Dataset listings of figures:
▼▼▼

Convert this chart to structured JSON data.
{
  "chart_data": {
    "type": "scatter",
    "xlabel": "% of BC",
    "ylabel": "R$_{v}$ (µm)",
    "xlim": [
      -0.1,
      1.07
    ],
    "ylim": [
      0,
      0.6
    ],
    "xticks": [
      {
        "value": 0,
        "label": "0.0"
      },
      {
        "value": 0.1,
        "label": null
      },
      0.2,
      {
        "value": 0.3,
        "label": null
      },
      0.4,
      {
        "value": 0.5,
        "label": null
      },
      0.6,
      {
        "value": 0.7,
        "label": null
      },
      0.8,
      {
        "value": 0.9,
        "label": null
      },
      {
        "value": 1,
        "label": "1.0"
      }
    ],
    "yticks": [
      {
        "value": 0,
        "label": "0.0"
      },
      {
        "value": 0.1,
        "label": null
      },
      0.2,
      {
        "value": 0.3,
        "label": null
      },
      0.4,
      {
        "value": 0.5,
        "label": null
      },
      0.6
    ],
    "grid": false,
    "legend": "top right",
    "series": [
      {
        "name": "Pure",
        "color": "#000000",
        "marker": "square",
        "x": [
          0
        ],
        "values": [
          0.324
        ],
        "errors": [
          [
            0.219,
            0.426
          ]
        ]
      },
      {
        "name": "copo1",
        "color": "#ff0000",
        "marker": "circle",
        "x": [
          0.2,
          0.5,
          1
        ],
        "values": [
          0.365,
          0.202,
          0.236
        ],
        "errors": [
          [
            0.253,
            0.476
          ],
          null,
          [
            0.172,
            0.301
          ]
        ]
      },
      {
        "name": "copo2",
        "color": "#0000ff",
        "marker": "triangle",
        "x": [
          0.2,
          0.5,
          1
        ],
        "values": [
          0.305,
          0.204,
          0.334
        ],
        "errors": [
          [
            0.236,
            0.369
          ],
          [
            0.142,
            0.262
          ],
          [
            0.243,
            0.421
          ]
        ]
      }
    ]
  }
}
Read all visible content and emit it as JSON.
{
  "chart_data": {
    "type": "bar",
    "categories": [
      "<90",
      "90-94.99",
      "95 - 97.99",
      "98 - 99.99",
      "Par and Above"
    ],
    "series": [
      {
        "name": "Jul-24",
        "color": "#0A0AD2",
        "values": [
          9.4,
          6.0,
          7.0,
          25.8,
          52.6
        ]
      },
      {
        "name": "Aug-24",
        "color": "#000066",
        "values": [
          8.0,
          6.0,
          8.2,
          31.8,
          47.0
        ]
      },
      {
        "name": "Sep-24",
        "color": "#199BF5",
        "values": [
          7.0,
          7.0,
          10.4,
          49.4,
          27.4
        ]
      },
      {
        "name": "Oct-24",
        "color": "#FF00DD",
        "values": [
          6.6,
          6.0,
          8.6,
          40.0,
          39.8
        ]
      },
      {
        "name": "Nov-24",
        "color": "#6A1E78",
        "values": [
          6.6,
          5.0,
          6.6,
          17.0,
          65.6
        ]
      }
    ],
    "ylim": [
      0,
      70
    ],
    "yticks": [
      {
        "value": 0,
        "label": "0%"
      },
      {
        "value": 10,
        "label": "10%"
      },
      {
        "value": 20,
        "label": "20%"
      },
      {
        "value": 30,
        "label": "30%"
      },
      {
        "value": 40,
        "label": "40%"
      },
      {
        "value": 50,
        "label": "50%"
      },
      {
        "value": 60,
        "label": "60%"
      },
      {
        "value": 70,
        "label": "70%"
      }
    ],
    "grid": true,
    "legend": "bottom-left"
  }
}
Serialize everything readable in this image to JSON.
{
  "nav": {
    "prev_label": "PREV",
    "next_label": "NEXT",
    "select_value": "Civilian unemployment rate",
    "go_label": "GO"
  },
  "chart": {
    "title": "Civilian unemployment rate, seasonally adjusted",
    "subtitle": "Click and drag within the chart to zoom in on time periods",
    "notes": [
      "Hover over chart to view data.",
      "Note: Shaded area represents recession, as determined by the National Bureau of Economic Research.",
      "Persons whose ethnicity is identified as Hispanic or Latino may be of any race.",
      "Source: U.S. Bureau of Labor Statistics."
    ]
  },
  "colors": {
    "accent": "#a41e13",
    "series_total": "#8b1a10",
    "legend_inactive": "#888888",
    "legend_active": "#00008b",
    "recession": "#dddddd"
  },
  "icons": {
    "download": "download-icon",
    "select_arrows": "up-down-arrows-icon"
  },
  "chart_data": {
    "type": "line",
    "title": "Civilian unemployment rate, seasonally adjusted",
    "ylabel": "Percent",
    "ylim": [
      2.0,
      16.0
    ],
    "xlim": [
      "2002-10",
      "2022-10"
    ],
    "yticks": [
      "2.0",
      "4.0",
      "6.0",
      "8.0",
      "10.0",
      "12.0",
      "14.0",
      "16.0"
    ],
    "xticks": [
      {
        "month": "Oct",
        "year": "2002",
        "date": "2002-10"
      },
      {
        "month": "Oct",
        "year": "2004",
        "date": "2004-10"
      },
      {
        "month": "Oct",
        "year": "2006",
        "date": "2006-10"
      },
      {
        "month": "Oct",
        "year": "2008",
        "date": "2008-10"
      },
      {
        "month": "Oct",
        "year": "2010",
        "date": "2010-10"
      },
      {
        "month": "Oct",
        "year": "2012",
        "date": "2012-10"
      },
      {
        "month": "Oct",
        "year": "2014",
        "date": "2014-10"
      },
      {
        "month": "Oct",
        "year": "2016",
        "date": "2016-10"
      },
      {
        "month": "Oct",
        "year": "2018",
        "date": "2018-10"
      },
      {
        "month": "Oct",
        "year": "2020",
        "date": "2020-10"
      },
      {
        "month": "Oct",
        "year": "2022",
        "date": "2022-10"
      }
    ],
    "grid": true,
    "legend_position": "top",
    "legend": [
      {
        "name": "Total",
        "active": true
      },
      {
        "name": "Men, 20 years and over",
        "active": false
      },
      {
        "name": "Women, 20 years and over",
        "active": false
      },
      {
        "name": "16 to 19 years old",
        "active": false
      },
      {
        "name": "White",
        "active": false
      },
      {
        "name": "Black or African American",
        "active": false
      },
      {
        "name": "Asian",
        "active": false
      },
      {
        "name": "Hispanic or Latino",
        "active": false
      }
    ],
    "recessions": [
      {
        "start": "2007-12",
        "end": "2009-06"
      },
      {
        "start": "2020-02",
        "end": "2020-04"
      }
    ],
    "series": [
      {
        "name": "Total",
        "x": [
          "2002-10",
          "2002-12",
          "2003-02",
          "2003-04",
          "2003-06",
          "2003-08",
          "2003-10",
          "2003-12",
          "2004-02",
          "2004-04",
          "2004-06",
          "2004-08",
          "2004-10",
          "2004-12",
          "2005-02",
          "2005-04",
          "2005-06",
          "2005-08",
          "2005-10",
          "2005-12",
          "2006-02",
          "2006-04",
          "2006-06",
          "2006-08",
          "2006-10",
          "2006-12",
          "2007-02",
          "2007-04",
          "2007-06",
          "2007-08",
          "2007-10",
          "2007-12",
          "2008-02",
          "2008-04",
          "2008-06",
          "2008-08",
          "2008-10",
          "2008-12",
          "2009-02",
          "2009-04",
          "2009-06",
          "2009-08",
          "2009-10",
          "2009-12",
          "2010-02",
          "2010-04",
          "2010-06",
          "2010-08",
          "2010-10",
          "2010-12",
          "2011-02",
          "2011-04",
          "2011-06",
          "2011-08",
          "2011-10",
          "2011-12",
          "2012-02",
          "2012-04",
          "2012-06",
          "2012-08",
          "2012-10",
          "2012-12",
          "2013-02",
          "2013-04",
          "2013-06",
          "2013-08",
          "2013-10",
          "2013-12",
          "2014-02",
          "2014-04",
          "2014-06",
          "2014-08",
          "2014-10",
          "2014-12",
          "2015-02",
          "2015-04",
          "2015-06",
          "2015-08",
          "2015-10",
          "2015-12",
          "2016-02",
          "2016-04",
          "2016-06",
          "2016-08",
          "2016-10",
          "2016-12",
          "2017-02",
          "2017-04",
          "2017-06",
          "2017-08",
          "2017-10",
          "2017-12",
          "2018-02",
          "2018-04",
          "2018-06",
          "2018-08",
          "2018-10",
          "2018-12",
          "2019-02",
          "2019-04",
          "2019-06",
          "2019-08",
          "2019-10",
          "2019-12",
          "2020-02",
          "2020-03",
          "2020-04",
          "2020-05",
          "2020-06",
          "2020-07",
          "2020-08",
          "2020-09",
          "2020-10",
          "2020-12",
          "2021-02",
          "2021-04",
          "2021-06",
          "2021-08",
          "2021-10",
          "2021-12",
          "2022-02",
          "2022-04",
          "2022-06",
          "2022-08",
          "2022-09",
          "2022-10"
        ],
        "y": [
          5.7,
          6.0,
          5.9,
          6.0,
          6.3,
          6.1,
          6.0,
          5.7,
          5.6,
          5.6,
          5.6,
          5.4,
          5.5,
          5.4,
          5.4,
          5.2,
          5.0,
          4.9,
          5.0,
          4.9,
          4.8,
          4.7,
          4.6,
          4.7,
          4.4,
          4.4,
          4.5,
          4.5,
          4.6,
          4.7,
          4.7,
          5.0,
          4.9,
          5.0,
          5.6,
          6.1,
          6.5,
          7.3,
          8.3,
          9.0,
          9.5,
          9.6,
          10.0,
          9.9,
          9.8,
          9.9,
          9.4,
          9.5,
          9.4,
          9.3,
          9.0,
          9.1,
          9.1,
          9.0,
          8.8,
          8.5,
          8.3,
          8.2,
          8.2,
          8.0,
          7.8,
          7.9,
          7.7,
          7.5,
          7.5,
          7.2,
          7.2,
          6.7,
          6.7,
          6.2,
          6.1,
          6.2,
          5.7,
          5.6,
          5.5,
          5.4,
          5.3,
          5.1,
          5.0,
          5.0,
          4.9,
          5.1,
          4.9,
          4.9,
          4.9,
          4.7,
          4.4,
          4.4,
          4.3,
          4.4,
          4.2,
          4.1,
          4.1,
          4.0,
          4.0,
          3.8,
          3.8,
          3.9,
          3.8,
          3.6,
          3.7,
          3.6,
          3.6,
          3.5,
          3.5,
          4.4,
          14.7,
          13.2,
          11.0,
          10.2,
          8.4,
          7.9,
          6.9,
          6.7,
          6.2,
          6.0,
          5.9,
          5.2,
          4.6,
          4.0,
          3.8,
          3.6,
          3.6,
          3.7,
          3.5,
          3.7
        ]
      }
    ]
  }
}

▲▲▲

The request:
Go through the records above, find every line with the word "this", and list those lines.

Reply to the exercise:
Convert this chart to structured JSON data.
Serialize everything readable in this image to JSON.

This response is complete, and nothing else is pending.